-- START --

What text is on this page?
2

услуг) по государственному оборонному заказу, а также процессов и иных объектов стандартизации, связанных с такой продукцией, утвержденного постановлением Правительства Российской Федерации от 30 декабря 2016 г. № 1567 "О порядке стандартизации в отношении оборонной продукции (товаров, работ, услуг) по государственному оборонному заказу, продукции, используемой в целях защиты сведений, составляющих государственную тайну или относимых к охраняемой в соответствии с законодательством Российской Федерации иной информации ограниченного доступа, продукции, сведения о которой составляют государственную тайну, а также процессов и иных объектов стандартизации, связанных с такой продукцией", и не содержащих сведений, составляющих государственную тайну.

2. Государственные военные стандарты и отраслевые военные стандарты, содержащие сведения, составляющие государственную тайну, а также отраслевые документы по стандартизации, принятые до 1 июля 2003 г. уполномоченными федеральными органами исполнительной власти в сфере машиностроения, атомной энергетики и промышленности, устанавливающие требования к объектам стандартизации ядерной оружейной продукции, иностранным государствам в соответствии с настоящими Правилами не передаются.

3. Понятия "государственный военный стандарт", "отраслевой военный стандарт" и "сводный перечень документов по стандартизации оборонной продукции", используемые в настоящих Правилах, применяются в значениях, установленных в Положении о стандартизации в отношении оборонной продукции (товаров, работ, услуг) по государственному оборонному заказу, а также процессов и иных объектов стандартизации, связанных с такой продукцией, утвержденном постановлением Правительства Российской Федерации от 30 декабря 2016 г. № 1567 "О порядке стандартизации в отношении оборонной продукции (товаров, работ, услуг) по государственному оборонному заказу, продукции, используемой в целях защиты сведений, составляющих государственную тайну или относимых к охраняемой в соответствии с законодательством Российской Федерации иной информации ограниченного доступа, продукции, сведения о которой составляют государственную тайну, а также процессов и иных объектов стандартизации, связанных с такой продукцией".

-- END --

■ REQUIREMENT: Give the data again, exactly as it stands.

■ THE SOLUTION:
What text is on this page?
2

услуг) по государственному оборонному заказу, а также процессов и иных объектов стандартизации, связанных с такой продукцией, утвержденного постановлением Правительства Российской Федерации от 30 декабря 2016 г. № 1567 "О порядке стандартизации в отношении оборонной продукции (товаров, работ, услуг) по государственному оборонному заказу, продукции, используемой в целях защиты сведений, составляющих государственную тайну или относимых к охраняемой в соответствии с законодательством Российской Федерации иной информации ограниченного доступа, продукции, сведения о которой составляют государственную тайну, а также процессов и иных объектов стандартизации, связанных с такой продукцией", и не содержащих сведений, составляющих государственную тайну.

2. Государственные военные стандарты и отраслевые военные стандарты, содержащие сведения, составляющие государственную тайну, а также отраслевые документы по стандартизации, принятые до 1 июля 2003 г. уполномоченными федеральными органами исполнительной власти в сфере машиностроения, атомной энергетики и промышленности, устанавливающие требования к объектам стандартизации ядерной оружейной продукции, иностранным государствам в соответствии с настоящими Правилами не передаются.

3. Понятия "государственный военный стандарт", "отраслевой военный стандарт" и "сводный перечень документов по стандартизации оборонной продукции", используемые в настоящих Правилах, применяются в значениях, установленных в Положении о стандартизации в отношении оборонной продукции (товаров, работ, услуг) по государственному оборонному заказу, а также процессов и иных объектов стандартизации, связанных с такой продукцией, утвержденном постановлением Правительства Российской Федерации от 30 декабря 2016 г. № 1567 "О порядке стандартизации в отношении оборонной продукции (товаров, работ, услуг) по государственному оборонному заказу, продукции, используемой в целях защиты сведений, составляющих государственную тайну или относимых к охраняемой в соответствии с законодательством Российской Федерации иной информации ограниченного доступа, продукции, сведения о которой составляют государственную тайну, а также процессов и иных объектов стандартизации, связанных с такой продукцией".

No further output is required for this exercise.